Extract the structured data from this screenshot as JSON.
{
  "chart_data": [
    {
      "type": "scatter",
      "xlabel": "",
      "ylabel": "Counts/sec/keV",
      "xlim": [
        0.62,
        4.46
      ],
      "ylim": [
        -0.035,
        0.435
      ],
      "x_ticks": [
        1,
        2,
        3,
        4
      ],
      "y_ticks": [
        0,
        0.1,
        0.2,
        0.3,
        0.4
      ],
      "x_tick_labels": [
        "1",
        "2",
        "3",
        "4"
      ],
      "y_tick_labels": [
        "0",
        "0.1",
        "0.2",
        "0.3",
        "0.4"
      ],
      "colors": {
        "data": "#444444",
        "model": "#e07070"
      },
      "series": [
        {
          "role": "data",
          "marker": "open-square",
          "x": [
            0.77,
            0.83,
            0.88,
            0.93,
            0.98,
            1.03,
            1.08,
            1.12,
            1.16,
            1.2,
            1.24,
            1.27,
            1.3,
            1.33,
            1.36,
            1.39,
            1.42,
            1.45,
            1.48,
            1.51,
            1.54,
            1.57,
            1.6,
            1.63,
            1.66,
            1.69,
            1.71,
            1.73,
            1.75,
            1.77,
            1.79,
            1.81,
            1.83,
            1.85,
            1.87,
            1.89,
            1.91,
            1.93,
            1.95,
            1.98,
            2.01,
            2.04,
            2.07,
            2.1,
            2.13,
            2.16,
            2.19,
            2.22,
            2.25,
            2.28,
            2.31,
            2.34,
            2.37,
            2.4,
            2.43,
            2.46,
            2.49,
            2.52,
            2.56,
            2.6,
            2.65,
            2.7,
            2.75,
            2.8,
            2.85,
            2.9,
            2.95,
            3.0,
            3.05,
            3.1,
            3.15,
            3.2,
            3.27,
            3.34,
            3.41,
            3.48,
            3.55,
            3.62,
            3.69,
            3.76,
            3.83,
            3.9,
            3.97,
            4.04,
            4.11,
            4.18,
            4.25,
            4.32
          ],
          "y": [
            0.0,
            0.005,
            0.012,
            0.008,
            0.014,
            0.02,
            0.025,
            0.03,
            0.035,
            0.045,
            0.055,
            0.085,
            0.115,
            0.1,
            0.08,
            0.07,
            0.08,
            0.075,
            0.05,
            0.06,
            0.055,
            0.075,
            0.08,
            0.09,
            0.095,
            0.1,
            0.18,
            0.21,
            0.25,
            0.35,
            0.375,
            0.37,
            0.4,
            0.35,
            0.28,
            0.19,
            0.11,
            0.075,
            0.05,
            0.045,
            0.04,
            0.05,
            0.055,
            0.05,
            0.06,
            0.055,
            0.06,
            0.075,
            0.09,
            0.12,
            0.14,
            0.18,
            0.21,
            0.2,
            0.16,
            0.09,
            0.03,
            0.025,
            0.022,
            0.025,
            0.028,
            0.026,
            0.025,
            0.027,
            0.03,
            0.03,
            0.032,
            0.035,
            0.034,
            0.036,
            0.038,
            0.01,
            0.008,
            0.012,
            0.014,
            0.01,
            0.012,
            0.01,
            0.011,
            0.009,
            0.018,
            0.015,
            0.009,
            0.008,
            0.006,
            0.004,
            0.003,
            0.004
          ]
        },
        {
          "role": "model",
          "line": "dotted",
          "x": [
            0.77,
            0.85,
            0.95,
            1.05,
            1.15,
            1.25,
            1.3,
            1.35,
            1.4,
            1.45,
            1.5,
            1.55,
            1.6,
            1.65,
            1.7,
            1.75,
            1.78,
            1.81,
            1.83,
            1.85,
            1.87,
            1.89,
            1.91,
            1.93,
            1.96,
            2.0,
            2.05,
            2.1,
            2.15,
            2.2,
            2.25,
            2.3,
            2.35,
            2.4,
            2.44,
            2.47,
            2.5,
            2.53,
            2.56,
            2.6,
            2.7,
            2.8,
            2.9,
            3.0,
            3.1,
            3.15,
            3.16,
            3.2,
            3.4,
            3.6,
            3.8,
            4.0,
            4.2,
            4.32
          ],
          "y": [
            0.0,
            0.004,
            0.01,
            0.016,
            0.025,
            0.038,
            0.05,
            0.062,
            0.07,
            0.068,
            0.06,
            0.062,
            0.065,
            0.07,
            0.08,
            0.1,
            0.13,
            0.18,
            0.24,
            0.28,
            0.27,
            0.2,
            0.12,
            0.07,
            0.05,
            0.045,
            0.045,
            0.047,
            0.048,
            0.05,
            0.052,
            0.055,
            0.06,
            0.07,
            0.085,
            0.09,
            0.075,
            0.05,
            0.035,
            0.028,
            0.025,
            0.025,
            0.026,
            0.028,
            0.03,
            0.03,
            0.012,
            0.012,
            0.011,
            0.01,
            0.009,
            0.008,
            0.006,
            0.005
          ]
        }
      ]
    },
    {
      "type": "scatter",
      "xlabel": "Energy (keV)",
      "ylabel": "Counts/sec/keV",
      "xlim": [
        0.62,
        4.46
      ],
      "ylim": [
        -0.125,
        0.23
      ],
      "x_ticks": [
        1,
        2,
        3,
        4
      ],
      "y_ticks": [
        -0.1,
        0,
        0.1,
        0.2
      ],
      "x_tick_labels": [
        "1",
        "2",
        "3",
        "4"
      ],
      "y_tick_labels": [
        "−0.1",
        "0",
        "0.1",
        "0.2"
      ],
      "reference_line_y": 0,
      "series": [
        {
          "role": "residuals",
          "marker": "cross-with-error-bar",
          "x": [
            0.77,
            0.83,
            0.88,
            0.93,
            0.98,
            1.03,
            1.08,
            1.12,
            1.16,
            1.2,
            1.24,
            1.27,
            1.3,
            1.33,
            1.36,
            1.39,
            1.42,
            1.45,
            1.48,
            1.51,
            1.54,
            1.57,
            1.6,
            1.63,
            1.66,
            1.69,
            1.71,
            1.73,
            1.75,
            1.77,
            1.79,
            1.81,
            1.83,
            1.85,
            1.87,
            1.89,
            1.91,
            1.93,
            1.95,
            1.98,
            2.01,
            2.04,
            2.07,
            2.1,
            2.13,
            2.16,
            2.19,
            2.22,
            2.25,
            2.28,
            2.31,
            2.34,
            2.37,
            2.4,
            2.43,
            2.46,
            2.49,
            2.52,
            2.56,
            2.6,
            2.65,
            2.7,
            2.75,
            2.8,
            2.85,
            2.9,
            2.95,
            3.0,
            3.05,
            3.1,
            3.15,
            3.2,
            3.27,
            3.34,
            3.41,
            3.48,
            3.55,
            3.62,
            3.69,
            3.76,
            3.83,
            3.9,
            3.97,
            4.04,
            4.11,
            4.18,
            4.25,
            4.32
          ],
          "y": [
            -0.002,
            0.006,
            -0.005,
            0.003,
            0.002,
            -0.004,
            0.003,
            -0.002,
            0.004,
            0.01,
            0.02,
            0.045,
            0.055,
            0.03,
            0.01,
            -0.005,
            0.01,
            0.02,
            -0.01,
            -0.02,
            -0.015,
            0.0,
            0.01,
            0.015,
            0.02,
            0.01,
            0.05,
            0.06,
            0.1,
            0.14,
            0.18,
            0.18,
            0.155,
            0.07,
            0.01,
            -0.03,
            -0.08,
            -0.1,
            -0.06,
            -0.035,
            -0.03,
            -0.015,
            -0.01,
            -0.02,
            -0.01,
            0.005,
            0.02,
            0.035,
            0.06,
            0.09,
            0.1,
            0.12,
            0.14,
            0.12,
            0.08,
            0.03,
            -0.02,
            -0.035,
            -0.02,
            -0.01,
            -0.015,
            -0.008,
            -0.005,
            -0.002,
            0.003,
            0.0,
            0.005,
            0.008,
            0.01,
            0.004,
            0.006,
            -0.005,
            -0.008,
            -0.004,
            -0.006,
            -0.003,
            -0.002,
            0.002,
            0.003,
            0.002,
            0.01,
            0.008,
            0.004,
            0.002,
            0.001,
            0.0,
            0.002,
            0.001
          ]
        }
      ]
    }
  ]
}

To be done: Only lines with the word "marker" are wanted, so copy each one from the records.

Final answer:
          "marker": "open-square",
          "marker": "cross-with-error-bar",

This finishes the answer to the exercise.